◆ YOUR TASK ◆
Scan the lines below; pull out those with "Syntax".

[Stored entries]
======

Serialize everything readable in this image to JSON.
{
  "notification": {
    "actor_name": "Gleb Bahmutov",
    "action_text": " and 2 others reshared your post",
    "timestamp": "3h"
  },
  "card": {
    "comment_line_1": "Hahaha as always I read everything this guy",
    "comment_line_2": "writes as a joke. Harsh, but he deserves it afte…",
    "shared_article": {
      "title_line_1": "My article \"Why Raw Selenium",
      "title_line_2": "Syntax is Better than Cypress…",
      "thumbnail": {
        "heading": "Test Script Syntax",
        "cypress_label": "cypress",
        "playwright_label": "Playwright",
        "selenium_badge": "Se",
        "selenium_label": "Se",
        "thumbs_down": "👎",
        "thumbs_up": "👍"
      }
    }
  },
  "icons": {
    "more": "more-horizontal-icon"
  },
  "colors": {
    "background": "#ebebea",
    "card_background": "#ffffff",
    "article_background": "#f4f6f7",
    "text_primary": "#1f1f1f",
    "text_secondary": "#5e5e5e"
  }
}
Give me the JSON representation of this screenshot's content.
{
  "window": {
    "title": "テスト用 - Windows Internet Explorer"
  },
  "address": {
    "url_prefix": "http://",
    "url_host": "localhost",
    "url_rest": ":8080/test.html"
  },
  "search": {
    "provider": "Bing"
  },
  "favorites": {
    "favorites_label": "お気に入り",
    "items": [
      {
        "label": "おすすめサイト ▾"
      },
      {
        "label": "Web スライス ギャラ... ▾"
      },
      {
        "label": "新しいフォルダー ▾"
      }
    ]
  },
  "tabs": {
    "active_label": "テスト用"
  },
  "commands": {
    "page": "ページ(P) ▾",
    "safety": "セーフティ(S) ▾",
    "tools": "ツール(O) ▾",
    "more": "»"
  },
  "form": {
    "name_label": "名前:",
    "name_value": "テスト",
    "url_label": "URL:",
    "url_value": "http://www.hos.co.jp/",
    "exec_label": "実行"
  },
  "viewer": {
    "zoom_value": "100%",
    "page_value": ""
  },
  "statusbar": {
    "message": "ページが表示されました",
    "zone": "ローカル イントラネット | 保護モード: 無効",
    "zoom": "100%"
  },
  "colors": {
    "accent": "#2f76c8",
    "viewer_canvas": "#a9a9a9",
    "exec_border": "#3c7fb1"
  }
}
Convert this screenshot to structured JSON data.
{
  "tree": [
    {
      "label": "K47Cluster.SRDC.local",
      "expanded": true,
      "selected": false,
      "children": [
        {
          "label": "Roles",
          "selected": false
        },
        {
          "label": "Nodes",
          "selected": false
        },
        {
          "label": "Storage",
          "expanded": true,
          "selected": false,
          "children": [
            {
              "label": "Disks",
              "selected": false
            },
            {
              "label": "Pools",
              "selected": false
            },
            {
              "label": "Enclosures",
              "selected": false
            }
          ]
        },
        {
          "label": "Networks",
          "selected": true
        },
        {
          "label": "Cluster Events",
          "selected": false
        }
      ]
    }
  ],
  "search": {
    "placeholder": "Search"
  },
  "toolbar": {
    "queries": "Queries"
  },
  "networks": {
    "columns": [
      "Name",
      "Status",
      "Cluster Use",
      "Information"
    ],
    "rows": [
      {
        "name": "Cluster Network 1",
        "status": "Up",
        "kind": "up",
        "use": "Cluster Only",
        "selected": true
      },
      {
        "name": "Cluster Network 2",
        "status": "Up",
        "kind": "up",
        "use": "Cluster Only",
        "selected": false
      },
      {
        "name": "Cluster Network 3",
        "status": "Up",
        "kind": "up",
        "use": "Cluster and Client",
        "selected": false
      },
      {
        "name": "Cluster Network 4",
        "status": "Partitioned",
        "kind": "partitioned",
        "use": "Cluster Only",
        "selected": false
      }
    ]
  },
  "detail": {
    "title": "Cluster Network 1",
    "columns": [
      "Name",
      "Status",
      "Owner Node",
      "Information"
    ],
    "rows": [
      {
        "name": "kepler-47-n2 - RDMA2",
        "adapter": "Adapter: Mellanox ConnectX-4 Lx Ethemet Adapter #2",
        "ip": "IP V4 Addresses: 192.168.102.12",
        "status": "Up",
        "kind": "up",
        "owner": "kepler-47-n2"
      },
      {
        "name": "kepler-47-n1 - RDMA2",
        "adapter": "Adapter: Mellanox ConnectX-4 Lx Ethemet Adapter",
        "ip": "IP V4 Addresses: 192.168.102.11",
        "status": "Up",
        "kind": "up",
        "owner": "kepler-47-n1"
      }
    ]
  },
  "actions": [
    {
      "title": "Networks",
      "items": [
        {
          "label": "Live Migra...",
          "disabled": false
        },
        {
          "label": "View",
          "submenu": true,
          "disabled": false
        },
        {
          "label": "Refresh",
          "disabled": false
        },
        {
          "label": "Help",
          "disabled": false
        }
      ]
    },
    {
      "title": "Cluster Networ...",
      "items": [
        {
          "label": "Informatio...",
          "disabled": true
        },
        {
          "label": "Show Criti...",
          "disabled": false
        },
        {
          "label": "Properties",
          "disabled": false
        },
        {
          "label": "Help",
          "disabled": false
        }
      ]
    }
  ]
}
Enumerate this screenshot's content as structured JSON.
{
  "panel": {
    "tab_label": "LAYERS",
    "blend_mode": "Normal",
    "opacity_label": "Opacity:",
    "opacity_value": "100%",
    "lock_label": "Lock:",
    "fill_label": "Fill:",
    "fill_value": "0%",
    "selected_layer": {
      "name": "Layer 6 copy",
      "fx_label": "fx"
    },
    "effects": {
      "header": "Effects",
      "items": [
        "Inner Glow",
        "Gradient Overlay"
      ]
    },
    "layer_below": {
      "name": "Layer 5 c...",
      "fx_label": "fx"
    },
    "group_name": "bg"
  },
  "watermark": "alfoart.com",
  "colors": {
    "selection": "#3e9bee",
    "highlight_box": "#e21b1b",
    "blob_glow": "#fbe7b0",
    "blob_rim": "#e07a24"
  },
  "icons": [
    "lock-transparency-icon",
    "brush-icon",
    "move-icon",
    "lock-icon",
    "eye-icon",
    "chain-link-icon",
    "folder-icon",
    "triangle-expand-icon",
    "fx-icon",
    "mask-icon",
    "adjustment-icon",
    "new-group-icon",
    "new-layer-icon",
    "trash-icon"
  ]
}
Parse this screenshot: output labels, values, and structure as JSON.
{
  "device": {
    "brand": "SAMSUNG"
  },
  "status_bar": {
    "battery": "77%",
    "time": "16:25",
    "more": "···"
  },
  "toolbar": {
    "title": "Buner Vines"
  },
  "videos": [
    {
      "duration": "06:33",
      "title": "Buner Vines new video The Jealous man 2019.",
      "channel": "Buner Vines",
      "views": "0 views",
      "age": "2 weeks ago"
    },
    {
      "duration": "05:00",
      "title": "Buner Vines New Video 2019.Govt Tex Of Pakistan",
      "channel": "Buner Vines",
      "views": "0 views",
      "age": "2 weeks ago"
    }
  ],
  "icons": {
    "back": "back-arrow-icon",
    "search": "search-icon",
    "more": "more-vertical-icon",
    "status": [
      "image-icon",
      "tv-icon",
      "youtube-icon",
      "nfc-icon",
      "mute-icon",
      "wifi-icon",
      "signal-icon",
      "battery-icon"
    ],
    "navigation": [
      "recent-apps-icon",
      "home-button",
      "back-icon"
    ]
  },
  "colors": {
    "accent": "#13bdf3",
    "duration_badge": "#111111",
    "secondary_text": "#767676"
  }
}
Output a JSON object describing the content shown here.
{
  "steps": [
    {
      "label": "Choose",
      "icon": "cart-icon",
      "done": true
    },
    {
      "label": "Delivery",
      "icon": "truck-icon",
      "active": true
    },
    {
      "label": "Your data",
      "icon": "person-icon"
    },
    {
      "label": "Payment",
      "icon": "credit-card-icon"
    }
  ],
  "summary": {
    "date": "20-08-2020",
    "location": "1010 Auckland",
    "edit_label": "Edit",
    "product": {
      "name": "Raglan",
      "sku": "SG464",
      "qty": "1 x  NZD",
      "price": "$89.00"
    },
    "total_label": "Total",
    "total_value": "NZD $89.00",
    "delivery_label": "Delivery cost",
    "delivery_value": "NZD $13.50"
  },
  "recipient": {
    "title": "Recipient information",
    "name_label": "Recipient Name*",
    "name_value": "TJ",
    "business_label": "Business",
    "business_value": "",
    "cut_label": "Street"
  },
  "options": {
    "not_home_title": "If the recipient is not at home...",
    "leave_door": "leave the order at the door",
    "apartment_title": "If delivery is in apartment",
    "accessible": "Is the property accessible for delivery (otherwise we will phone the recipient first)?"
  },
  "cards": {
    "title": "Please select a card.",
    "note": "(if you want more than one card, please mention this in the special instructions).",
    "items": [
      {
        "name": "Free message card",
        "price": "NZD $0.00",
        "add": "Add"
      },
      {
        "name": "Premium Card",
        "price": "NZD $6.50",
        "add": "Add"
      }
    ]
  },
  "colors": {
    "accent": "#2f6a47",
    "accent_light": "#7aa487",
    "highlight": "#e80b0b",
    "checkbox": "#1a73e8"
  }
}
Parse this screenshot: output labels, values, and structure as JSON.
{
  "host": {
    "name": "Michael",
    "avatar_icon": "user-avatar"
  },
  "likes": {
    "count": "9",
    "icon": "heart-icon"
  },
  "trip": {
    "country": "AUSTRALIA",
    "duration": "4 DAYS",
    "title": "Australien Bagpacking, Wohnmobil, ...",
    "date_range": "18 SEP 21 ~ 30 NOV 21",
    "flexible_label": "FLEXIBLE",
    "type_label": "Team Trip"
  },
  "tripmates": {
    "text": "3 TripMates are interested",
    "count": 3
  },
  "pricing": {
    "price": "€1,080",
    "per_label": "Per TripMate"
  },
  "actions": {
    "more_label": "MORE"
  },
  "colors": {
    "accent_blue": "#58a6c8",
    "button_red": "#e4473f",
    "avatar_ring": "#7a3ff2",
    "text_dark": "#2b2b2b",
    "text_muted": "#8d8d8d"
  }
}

======

◆ IN RESPONSE ◆
      "title_line_2": "Syntax is Better than Cypress…",
        "heading": "Test Script Syntax",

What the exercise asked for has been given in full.